==== MATERIAL ====

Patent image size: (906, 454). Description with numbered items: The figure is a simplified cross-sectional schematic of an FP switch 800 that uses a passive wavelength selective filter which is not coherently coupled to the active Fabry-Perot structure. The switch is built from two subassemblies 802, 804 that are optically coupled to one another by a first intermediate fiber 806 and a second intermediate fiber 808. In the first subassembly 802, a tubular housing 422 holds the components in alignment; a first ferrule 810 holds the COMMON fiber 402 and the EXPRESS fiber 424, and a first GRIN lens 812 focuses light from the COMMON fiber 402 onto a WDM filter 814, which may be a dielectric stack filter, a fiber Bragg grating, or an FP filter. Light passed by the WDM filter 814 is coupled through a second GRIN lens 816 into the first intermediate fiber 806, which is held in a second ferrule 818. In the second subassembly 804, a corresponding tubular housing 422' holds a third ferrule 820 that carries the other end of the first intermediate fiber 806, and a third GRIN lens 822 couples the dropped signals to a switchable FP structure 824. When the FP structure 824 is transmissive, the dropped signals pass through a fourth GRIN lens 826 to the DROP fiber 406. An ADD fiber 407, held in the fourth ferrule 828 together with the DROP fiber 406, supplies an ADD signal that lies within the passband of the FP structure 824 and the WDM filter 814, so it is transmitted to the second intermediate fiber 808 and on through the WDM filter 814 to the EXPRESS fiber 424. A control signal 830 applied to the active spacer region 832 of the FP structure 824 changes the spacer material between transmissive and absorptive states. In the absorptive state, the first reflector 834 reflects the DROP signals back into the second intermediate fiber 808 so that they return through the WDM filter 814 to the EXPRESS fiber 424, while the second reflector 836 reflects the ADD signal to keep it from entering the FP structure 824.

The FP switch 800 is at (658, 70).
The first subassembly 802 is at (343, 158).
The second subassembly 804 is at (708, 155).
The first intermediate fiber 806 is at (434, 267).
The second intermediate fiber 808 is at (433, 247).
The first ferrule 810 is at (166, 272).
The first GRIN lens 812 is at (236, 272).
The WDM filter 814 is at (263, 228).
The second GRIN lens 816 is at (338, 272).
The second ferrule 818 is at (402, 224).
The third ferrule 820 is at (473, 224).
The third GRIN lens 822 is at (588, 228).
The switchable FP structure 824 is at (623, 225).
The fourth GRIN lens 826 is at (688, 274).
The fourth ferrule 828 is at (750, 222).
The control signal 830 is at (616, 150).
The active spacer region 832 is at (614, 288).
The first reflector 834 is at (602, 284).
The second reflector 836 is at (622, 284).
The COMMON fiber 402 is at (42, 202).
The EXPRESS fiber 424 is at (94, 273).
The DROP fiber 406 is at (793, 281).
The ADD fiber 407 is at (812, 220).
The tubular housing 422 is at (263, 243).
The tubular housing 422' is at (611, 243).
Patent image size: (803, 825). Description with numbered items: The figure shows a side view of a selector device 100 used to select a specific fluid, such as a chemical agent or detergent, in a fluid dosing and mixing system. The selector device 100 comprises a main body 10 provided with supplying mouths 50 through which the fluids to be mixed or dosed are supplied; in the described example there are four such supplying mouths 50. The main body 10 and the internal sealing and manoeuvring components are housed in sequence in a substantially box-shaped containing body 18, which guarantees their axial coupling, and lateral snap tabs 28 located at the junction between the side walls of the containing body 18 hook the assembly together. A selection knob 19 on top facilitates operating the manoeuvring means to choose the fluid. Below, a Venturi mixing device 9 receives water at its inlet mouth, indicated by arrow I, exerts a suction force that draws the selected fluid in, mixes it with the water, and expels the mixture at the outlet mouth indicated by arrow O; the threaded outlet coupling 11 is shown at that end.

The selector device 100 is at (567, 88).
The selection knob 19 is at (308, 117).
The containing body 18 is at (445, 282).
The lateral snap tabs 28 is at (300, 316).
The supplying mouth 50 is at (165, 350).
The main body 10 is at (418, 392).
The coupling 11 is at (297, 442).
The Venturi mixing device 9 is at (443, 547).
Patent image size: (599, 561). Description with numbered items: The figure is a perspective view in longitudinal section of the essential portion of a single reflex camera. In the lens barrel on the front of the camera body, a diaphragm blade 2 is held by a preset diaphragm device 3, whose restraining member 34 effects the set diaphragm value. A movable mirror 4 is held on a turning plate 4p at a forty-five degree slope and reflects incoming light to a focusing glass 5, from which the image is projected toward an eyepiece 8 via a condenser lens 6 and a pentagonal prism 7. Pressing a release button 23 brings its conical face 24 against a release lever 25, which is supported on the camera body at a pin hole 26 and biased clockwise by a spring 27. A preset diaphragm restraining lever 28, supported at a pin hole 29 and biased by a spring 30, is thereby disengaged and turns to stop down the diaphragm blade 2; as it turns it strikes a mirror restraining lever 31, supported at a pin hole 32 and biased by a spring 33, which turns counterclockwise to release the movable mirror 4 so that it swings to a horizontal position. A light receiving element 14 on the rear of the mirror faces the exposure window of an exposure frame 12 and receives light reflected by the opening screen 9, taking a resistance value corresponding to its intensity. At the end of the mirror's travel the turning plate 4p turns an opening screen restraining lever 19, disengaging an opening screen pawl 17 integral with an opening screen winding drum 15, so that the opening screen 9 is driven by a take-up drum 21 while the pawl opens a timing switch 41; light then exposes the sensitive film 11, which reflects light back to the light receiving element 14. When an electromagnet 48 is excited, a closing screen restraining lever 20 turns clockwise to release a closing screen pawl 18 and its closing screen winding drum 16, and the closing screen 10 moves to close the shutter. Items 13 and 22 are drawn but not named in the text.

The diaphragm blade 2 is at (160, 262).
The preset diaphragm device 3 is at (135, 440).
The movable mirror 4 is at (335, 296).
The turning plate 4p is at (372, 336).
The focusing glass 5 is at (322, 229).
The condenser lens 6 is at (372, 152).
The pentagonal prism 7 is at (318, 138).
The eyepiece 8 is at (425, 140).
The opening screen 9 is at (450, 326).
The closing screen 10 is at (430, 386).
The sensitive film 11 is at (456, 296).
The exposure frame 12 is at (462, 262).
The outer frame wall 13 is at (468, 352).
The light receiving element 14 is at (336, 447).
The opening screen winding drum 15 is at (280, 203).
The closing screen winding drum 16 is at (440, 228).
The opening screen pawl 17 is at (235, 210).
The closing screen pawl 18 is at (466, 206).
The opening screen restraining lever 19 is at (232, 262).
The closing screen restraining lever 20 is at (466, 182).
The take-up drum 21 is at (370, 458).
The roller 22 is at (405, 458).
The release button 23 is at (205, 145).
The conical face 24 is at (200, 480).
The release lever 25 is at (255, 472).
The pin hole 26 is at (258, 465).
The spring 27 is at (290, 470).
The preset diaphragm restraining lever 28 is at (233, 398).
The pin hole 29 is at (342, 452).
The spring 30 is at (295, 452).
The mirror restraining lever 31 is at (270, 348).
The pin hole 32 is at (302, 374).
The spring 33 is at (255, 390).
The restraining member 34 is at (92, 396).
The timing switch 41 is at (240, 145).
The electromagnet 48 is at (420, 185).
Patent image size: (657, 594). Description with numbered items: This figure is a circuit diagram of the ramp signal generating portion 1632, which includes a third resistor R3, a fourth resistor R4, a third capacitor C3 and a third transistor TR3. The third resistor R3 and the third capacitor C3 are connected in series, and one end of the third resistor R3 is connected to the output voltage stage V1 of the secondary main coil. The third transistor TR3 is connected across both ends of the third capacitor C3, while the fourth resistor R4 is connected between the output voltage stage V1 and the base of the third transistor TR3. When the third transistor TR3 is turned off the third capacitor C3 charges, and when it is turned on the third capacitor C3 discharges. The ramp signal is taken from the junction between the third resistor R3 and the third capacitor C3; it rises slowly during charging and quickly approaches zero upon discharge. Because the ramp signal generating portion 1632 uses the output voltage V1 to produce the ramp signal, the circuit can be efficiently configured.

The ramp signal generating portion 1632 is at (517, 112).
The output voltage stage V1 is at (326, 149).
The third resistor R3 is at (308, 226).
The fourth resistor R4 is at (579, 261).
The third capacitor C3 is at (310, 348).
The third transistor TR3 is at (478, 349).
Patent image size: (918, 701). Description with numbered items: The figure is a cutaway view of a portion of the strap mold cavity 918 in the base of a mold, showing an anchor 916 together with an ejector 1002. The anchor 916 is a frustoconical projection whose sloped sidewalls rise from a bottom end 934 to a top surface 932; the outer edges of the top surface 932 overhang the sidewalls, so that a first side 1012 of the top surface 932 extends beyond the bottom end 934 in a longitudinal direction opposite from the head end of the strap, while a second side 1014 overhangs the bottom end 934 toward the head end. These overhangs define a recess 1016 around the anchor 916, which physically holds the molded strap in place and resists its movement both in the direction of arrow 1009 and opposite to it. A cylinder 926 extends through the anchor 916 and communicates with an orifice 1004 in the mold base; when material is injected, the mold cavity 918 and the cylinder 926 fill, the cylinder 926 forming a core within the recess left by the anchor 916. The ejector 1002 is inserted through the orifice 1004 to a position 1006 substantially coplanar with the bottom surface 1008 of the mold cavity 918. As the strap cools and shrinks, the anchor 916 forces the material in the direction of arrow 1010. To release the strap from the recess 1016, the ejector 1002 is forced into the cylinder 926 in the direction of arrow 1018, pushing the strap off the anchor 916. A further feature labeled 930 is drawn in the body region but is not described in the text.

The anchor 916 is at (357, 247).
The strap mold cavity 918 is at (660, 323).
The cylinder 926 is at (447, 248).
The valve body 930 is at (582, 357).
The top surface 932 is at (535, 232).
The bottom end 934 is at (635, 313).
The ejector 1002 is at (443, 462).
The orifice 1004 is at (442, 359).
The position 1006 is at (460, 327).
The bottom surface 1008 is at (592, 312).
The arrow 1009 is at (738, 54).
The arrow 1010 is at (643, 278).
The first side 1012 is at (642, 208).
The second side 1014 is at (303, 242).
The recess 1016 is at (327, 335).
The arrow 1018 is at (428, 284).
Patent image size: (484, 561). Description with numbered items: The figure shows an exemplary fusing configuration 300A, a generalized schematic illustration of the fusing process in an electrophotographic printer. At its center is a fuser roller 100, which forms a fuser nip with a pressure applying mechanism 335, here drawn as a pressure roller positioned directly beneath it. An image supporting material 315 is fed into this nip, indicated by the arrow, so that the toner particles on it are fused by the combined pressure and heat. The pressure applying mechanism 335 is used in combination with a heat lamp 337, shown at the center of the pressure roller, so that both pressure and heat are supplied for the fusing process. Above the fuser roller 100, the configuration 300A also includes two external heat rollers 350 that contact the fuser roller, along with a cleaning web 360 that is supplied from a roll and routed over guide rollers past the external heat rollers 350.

====

### JOB
Copy the items above word for word, from the very first line through the line that contains "The second intermediate fiber 808 is", with that line included.

### SOLVED EXERCISE
Patent image size: (906, 454). Description with numbered items: The figure is a simplified cross-sectional schematic of an FP switch 800 that uses a passive wavelength selective filter which is not coherently coupled to the active Fabry-Perot structure. The switch is built from two subassemblies 802, 804 that are optically coupled to one another by a first intermediate fiber 806 and a second intermediate fiber 808. In the first subassembly 802, a tubular housing 422 holds the components in alignment; a first ferrule 810 holds the COMMON fiber 402 and the EXPRESS fiber 424, and a first GRIN lens 812 focuses light from the COMMON fiber 402 onto a WDM filter 814, which may be a dielectric stack filter, a fiber Bragg grating, or an FP filter. Light passed by the WDM filter 814 is coupled through a second GRIN lens 816 into the first intermediate fiber 806, which is held in a second ferrule 818. In the second subassembly 804, a corresponding tubular housing 422' holds a third ferrule 820 that carries the other end of the first intermediate fiber 806, and a third GRIN lens 822 couples the dropped signals to a switchable FP structure 824. When the FP structure 824 is transmissive, the dropped signals pass through a fourth GRIN lens 826 to the DROP fiber 406. An ADD fiber 407, held in the fourth ferrule 828 together with the DROP fiber 406, supplies an ADD signal that lies within the passband of the FP structure 824 and the WDM filter 814, so it is transmitted to the second intermediate fiber 808 and on through the WDM filter 814 to the EXPRESS fiber 424. A control signal 830 applied to the active spacer region 832 of the FP structure 824 changes the spacer material between transmissive and absorptive states. In the absorptive state, the first reflector 834 reflects the DROP signals back into the second intermediate fiber 808 so that they return through the WDM filter 814 to the EXPRESS fiber 424, while the second reflector 836 reflects the ADD signal to keep it from entering the FP structure 824.

The FP switch 800 is at (658, 70).
The first subassembly 802 is at (343, 158).
The second subassembly 804 is at (708, 155).
The first intermediate fiber 806 is at (434, 267).
The second intermediate fiber 808 is at (433, 247).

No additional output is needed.